(Rows from a dataset)

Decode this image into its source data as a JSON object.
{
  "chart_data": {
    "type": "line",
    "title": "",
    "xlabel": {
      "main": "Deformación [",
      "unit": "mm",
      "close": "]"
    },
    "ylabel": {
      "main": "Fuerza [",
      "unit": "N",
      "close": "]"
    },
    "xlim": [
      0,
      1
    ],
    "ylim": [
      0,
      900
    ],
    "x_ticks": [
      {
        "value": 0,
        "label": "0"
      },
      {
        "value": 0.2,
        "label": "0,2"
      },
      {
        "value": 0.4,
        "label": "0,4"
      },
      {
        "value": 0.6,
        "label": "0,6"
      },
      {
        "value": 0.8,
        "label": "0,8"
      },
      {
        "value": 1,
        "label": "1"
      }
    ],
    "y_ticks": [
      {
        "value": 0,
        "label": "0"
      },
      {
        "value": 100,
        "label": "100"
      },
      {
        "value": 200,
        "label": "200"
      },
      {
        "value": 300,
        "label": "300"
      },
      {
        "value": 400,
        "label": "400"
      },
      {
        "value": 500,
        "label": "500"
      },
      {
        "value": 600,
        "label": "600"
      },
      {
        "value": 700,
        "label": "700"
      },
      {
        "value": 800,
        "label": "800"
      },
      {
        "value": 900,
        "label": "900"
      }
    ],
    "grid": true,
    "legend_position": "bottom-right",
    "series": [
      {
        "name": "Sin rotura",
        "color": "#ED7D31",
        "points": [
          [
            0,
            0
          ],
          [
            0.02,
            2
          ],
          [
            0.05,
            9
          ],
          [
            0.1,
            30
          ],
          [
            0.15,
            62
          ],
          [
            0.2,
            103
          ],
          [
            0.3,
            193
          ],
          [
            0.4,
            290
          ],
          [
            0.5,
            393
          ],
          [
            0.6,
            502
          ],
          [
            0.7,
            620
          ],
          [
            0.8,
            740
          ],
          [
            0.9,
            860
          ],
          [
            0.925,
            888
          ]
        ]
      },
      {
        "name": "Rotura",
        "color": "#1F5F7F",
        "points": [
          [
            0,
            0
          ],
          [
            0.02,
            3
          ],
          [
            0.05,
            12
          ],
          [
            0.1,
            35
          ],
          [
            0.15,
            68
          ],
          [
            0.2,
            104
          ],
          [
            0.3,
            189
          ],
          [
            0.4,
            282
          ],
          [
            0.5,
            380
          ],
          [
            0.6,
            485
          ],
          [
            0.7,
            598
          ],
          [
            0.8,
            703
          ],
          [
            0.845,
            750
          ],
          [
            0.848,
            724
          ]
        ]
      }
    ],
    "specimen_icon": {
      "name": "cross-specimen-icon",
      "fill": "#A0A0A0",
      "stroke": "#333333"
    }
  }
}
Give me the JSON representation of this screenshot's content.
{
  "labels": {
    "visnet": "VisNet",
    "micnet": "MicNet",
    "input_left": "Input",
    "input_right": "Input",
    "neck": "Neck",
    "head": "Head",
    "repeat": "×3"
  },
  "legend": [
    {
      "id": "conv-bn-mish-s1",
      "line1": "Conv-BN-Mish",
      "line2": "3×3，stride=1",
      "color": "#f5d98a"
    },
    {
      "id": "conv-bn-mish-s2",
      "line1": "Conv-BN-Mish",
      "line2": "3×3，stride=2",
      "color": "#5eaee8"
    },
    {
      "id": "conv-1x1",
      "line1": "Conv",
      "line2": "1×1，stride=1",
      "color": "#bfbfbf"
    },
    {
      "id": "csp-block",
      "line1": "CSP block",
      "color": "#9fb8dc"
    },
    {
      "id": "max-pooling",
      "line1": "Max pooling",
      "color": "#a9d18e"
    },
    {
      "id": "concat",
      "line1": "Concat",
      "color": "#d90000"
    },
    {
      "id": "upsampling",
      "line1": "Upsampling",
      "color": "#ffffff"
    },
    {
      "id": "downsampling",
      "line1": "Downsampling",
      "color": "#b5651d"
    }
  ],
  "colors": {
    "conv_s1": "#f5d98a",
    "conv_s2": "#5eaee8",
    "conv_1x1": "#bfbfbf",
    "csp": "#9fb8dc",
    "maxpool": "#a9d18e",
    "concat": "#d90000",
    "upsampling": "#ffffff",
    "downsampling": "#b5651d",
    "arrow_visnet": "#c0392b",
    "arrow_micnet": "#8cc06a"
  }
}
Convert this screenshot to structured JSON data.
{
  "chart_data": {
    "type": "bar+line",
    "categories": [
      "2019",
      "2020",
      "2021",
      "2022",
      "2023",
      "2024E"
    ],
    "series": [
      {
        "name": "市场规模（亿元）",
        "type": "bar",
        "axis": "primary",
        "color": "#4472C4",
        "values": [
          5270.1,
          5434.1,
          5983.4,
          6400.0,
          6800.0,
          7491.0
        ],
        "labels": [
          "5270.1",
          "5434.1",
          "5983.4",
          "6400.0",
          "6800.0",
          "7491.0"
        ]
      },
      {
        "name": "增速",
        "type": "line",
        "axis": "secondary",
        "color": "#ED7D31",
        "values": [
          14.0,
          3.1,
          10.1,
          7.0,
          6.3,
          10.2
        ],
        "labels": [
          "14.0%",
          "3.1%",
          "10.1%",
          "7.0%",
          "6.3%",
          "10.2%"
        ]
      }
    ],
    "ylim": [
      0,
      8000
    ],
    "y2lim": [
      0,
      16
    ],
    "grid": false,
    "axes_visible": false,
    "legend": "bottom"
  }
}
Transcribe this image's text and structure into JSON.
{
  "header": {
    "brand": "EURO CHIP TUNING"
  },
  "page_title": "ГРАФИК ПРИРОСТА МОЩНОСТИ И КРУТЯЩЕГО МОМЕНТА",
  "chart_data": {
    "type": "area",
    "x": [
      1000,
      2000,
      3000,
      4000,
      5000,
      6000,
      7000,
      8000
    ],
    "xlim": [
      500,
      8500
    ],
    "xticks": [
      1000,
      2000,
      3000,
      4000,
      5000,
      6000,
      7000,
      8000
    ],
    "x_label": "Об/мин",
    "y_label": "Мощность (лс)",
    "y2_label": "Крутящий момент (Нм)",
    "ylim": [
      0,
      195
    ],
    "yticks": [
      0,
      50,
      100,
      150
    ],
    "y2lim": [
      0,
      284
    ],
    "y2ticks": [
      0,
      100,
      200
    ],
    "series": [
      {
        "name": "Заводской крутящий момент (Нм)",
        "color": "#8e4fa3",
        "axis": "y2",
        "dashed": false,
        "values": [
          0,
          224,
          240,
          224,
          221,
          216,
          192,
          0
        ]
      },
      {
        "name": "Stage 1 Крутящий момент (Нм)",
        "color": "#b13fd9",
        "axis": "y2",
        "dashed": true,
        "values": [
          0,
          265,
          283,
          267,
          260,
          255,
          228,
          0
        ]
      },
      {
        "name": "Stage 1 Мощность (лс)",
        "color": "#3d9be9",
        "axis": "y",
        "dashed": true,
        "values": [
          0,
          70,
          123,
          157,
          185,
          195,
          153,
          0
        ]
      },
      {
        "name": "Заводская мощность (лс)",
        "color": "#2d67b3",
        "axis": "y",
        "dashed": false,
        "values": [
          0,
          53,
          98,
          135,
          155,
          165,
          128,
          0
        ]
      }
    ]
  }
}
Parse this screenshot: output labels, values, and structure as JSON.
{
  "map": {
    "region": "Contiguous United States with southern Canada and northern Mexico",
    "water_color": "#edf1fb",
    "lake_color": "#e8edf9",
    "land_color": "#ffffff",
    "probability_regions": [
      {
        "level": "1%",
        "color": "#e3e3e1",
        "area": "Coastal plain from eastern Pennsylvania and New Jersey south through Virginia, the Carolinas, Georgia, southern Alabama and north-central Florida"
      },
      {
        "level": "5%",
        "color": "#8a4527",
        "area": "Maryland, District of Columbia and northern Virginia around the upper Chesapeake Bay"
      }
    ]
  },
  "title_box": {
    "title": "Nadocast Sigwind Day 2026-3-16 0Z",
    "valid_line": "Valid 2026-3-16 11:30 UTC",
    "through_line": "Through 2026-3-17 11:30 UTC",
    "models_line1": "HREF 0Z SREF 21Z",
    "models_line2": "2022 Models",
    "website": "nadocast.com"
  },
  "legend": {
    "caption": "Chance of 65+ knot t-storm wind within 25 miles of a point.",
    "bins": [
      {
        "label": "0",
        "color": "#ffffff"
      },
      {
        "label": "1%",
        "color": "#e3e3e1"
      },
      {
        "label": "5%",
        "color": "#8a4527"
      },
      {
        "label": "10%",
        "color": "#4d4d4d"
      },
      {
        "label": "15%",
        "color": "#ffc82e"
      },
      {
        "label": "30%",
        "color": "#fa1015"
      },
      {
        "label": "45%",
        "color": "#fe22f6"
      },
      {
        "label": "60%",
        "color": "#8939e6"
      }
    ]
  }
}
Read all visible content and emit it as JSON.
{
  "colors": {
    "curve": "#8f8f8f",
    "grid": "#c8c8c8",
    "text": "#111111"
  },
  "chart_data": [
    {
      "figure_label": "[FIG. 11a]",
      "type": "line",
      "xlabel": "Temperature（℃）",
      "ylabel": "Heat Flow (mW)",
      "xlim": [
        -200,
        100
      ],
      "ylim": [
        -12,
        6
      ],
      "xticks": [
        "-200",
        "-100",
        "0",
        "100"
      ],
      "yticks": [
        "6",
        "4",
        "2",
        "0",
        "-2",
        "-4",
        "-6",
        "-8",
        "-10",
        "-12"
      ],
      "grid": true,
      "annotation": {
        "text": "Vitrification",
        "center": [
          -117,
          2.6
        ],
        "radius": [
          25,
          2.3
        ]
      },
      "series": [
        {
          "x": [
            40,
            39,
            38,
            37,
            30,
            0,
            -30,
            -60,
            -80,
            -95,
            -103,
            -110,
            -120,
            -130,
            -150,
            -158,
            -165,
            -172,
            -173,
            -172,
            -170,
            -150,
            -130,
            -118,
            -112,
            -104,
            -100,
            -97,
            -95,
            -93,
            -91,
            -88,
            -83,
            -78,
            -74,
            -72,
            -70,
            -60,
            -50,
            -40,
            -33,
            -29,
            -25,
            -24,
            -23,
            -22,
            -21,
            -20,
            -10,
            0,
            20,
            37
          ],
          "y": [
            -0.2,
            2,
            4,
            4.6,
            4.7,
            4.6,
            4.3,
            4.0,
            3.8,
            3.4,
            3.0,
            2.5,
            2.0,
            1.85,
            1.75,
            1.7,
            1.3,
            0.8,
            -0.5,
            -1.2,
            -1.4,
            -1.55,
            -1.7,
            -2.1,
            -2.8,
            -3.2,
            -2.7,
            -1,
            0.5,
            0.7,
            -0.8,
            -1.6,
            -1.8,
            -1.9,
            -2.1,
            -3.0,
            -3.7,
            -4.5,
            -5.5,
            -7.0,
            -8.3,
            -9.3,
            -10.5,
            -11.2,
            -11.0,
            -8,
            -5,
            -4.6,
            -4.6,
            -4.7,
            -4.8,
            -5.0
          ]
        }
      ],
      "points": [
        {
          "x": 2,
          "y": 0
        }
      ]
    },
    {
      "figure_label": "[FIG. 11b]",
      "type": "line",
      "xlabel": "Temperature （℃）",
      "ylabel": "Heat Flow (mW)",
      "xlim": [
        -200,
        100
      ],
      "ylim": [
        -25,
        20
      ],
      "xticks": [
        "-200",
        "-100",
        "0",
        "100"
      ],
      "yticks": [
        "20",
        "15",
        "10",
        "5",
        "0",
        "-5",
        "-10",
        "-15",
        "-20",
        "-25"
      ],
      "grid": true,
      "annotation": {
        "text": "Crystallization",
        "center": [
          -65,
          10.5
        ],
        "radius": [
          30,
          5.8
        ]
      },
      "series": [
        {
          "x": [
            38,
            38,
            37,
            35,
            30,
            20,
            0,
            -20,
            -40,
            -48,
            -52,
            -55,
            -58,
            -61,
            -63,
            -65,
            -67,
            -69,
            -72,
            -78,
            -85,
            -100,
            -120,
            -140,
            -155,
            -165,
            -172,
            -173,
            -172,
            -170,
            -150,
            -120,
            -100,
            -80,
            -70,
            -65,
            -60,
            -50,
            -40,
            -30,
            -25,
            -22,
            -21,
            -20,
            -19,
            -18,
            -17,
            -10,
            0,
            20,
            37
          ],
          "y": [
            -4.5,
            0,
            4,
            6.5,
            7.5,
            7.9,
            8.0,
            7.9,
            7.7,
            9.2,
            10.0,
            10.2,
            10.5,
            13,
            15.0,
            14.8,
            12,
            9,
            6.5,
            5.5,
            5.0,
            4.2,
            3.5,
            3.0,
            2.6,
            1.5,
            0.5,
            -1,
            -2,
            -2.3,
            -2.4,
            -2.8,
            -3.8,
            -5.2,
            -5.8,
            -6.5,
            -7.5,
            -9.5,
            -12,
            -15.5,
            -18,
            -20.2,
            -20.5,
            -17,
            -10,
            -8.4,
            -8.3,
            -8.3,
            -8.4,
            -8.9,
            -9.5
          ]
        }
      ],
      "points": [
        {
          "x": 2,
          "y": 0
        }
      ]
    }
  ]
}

**Short problem**
Search the listing above for the string "Virginia". Copy every line that contains it.

**The output**
        "area": "Coastal plain from eastern Pennsylvania and New Jersey south through Virginia, the Carolinas, Georgia, southern Alabama and north-central Florida"
        "area": "Maryland, District of Columbia and northern Virginia around the upper Chesapeake Bay"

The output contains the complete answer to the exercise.